'''

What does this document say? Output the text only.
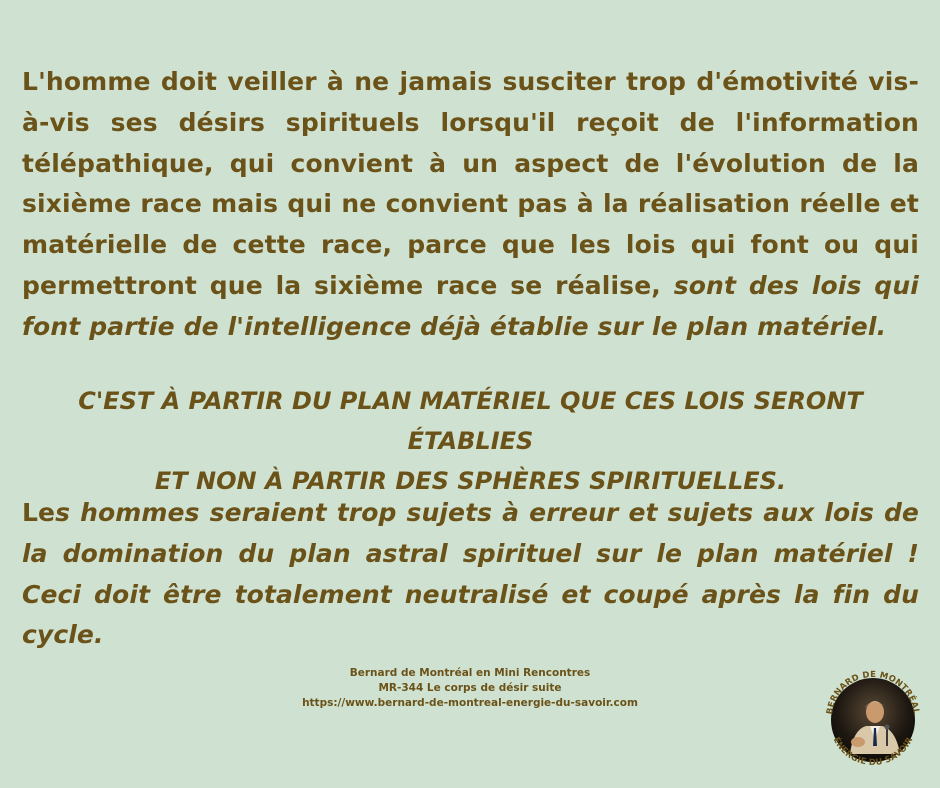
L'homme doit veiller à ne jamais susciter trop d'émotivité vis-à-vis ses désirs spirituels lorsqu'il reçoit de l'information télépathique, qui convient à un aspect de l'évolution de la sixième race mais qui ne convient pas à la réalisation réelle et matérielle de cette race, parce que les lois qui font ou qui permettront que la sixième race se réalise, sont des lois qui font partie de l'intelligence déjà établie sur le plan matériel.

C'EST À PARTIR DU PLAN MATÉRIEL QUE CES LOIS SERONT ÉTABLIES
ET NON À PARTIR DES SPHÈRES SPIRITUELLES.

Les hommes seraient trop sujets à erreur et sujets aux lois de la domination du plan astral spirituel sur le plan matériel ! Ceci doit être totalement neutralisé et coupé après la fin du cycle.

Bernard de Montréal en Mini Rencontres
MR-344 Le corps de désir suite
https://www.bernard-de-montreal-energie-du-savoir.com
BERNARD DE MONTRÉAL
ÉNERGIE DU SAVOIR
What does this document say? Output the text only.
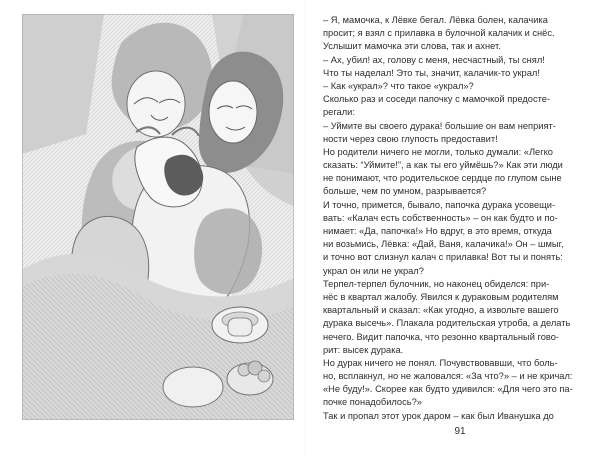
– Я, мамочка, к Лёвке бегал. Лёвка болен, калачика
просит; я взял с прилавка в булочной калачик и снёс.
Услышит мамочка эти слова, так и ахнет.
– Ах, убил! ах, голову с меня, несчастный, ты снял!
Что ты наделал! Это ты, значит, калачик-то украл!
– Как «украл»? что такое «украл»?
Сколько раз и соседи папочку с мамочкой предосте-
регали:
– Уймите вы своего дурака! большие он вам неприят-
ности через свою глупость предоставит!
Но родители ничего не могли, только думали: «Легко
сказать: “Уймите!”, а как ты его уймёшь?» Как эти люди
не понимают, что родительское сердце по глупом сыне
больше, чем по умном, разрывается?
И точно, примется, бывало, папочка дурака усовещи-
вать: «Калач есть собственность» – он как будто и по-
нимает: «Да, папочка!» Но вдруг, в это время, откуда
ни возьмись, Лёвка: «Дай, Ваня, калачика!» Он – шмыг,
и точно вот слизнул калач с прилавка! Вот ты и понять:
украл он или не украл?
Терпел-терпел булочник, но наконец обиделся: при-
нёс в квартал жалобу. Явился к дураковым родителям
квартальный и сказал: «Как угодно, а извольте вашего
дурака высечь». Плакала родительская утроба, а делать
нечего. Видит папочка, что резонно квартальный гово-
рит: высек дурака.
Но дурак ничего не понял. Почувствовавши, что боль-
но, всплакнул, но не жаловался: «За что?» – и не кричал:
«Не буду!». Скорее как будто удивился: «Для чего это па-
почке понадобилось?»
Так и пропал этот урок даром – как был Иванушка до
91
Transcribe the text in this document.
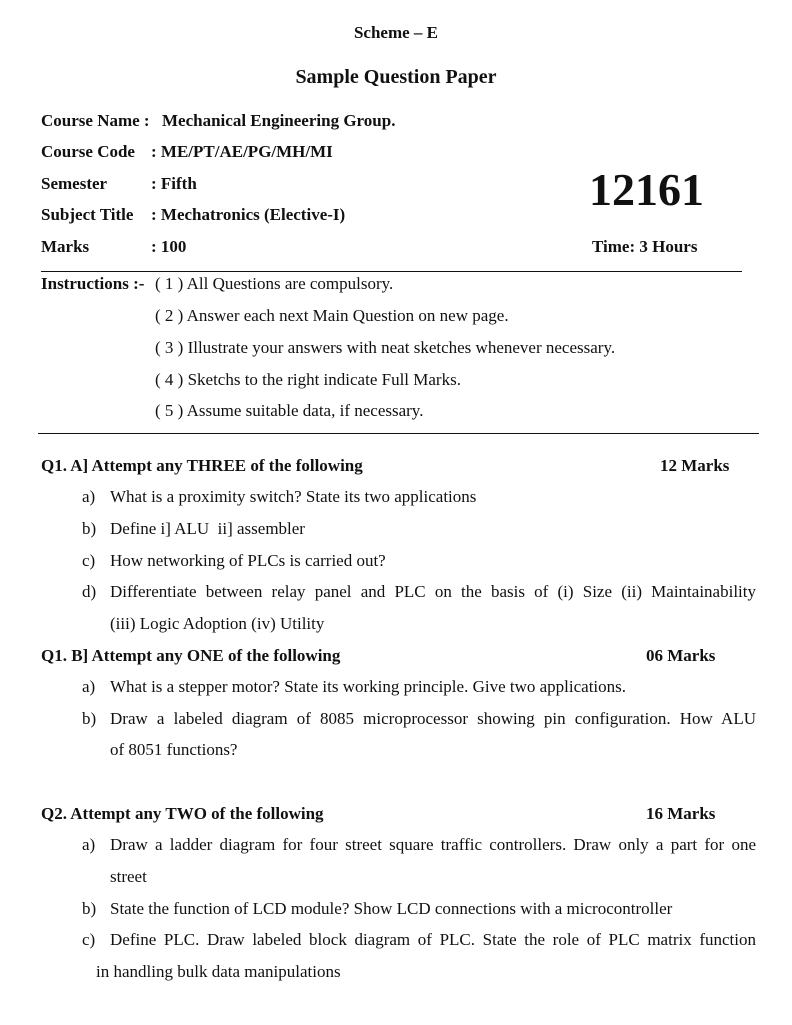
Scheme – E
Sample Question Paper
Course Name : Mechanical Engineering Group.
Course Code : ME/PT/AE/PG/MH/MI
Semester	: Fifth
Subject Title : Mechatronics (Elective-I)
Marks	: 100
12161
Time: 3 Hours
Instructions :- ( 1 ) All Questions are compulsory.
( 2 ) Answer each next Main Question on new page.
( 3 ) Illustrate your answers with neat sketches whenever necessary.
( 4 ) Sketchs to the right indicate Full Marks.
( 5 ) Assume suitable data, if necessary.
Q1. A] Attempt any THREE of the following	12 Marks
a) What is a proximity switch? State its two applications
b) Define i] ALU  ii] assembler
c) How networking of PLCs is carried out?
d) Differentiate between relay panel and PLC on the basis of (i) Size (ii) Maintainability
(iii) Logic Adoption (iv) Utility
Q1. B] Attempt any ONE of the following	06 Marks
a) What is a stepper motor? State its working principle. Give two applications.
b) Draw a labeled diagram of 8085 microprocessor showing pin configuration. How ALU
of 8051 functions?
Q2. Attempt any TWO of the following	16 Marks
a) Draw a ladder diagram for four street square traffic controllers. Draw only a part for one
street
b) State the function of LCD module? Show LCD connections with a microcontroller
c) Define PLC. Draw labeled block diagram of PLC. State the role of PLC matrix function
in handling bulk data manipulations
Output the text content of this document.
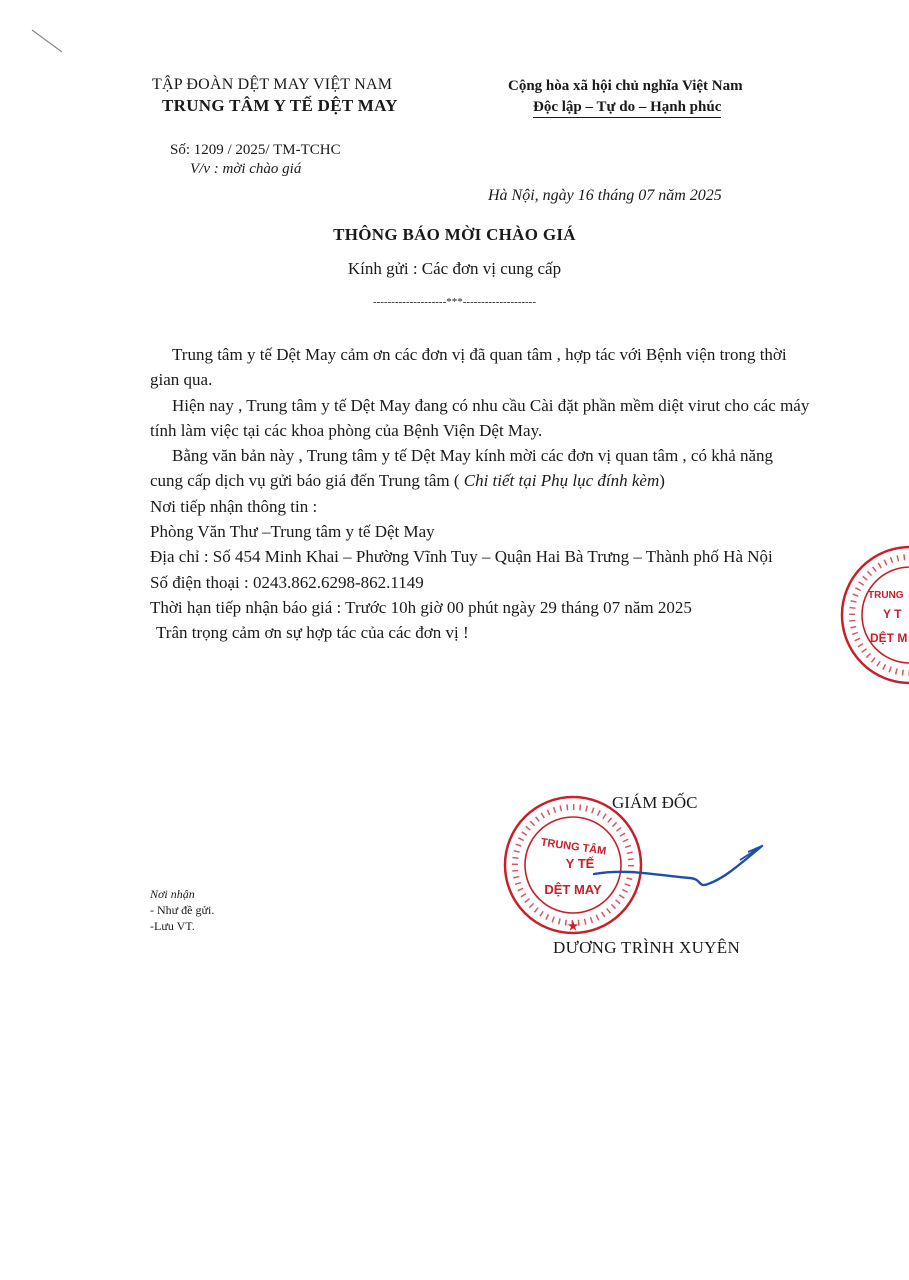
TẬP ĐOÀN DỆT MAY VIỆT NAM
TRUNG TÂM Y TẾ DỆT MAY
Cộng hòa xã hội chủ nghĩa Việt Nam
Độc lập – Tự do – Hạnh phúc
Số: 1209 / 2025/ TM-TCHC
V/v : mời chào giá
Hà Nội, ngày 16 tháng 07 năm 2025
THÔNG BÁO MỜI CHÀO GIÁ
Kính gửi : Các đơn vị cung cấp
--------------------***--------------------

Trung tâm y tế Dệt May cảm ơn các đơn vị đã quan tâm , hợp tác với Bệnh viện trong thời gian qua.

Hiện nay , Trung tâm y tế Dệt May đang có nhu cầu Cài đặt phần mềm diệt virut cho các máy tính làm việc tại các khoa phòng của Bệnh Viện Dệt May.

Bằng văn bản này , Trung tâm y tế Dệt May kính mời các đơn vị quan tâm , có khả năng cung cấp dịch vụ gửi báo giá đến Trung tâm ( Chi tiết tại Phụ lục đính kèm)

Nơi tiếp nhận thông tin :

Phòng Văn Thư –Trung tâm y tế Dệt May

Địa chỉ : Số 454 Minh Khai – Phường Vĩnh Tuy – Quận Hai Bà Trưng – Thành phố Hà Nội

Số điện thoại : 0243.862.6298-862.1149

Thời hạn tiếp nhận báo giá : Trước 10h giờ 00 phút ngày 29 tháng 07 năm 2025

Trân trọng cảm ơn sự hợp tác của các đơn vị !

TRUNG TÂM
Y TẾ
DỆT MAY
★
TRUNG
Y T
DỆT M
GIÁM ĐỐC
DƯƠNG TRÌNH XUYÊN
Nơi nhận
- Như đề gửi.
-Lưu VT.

'''

• _Prompt_
None of the pictures should appear; repeat the records exactly otherwise.

• _Answer to the task_
What does this document say? Output the text only.
L'homme doit veiller à ne jamais susciter trop d'émotivité vis-à-vis ses désirs spirituels lorsqu'il reçoit de l'information télépathique, qui convient à un aspect de l'évolution de la sixième race mais qui ne convient pas à la réalisation réelle et matérielle de cette race, parce que les lois qui font ou qui permettront que la sixième race se réalise, sont des lois qui font partie de l'intelligence déjà établie sur le plan matériel.

C'EST À PARTIR DU PLAN MATÉRIEL QUE CES LOIS SERONT ÉTABLIES
ET NON À PARTIR DES SPHÈRES SPIRITUELLES.

Les hommes seraient trop sujets à erreur et sujets aux lois de la domination du plan astral spirituel sur le plan matériel ! Ceci doit être totalement neutralisé et coupé après la fin du cycle.

Bernard de Montréal en Mini Rencontres
MR-344 Le corps de désir suite
https://www.bernard-de-montreal-energie-du-savoir.com
BERNARD DE MONTRÉAL
ÉNERGIE DU SAVOIR
What does this document say? Output the text only.
– Я, мамочка, к Лёвке бегал. Лёвка болен, калачика
просит; я взял с прилавка в булочной калачик и снёс.
Услышит мамочка эти слова, так и ахнет.
– Ах, убил! ах, голову с меня, несчастный, ты снял!
Что ты наделал! Это ты, значит, калачик-то украл!
– Как «украл»? что такое «украл»?
Сколько раз и соседи папочку с мамочкой предосте-
регали:
– Уймите вы своего дурака! большие он вам неприят-
ности через свою глупость предоставит!
Но родители ничего не могли, только думали: «Легко
сказать: “Уймите!”, а как ты его уймёшь?» Как эти люди
не понимают, что родительское сердце по глупом сыне
больше, чем по умном, разрывается?
И точно, примется, бывало, папочка дурака усовещи-
вать: «Калач есть собственность» – он как будто и по-
нимает: «Да, папочка!» Но вдруг, в это время, откуда
ни возьмись, Лёвка: «Дай, Ваня, калачика!» Он – шмыг,
и точно вот слизнул калач с прилавка! Вот ты и понять:
украл он или не украл?
Терпел-терпел булочник, но наконец обиделся: при-
нёс в квартал жалобу. Явился к дураковым родителям
квартальный и сказал: «Как угодно, а извольте вашего
дурака высечь». Плакала родительская утроба, а делать
нечего. Видит папочка, что резонно квартальный гово-
рит: высек дурака.
Но дурак ничего не понял. Почувствовавши, что боль-
но, всплакнул, но не жаловался: «За что?» – и не кричал:
«Не буду!». Скорее как будто удивился: «Для чего это па-
почке понадобилось?»
Так и пропал этот урок даром – как был Иванушка до
91
Transcribe the text in this document.
Scheme – E
Sample Question Paper
Course Name : Mechanical Engineering Group.
Course Code : ME/PT/AE/PG/MH/MI
Semester	: Fifth
Subject Title : Mechatronics (Elective-I)
Marks	: 100
12161
Time: 3 Hours
Instructions :- ( 1 ) All Questions are compulsory.
( 2 ) Answer each next Main Question on new page.
( 3 ) Illustrate your answers with neat sketches whenever necessary.
( 4 ) Sketchs to the right indicate Full Marks.
( 5 ) Assume suitable data, if necessary.
Q1. A] Attempt any THREE of the following	12 Marks
a) What is a proximity switch? State its two applications
b) Define i] ALU  ii] assembler
c) How networking of PLCs is carried out?
d) Differentiate between relay panel and PLC on the basis of (i) Size (ii) Maintainability
(iii) Logic Adoption (iv) Utility
Q1. B] Attempt any ONE of the following	06 Marks
a) What is a stepper motor? State its working principle. Give two applications.
b) Draw a labeled diagram of 8085 microprocessor showing pin configuration. How ALU
of 8051 functions?
Q2. Attempt any TWO of the following	16 Marks
a) Draw a ladder diagram for four street square traffic controllers. Draw only a part for one
street
b) State the function of LCD module? Show LCD connections with a microcontroller
c) Define PLC. Draw labeled block diagram of PLC. State the role of PLC matrix function
in handling bulk data manipulations
Output the text content of this document.
TẬP ĐOÀN DỆT MAY VIỆT NAM
TRUNG TÂM Y TẾ DỆT MAY
Cộng hòa xã hội chủ nghĩa Việt Nam
Độc lập – Tự do – Hạnh phúc
Số: 1209 / 2025/ TM-TCHC
V/v : mời chào giá
Hà Nội, ngày 16 tháng 07 năm 2025
THÔNG BÁO MỜI CHÀO GIÁ
Kính gửi : Các đơn vị cung cấp
--------------------***--------------------

Trung tâm y tế Dệt May cảm ơn các đơn vị đã quan tâm , hợp tác với Bệnh viện trong thời gian qua.

Hiện nay , Trung tâm y tế Dệt May đang có nhu cầu Cài đặt phần mềm diệt virut cho các máy tính làm việc tại các khoa phòng của Bệnh Viện Dệt May.

Bằng văn bản này , Trung tâm y tế Dệt May kính mời các đơn vị quan tâm , có khả năng cung cấp dịch vụ gửi báo giá đến Trung tâm ( Chi tiết tại Phụ lục đính kèm)

Nơi tiếp nhận thông tin :

Phòng Văn Thư –Trung tâm y tế Dệt May

Địa chỉ : Số 454 Minh Khai – Phường Vĩnh Tuy – Quận Hai Bà Trưng – Thành phố Hà Nội

Số điện thoại : 0243.862.6298-862.1149

Thời hạn tiếp nhận báo giá : Trước 10h giờ 00 phút ngày 29 tháng 07 năm 2025

Trân trọng cảm ơn sự hợp tác của các đơn vị !

TRUNG TÂM
Y TẾ
DỆT MAY
★
TRUNG
Y T
DỆT M
GIÁM ĐỐC
DƯƠNG TRÌNH XUYÊN
Nơi nhận
- Như đề gửi.
-Lưu VT.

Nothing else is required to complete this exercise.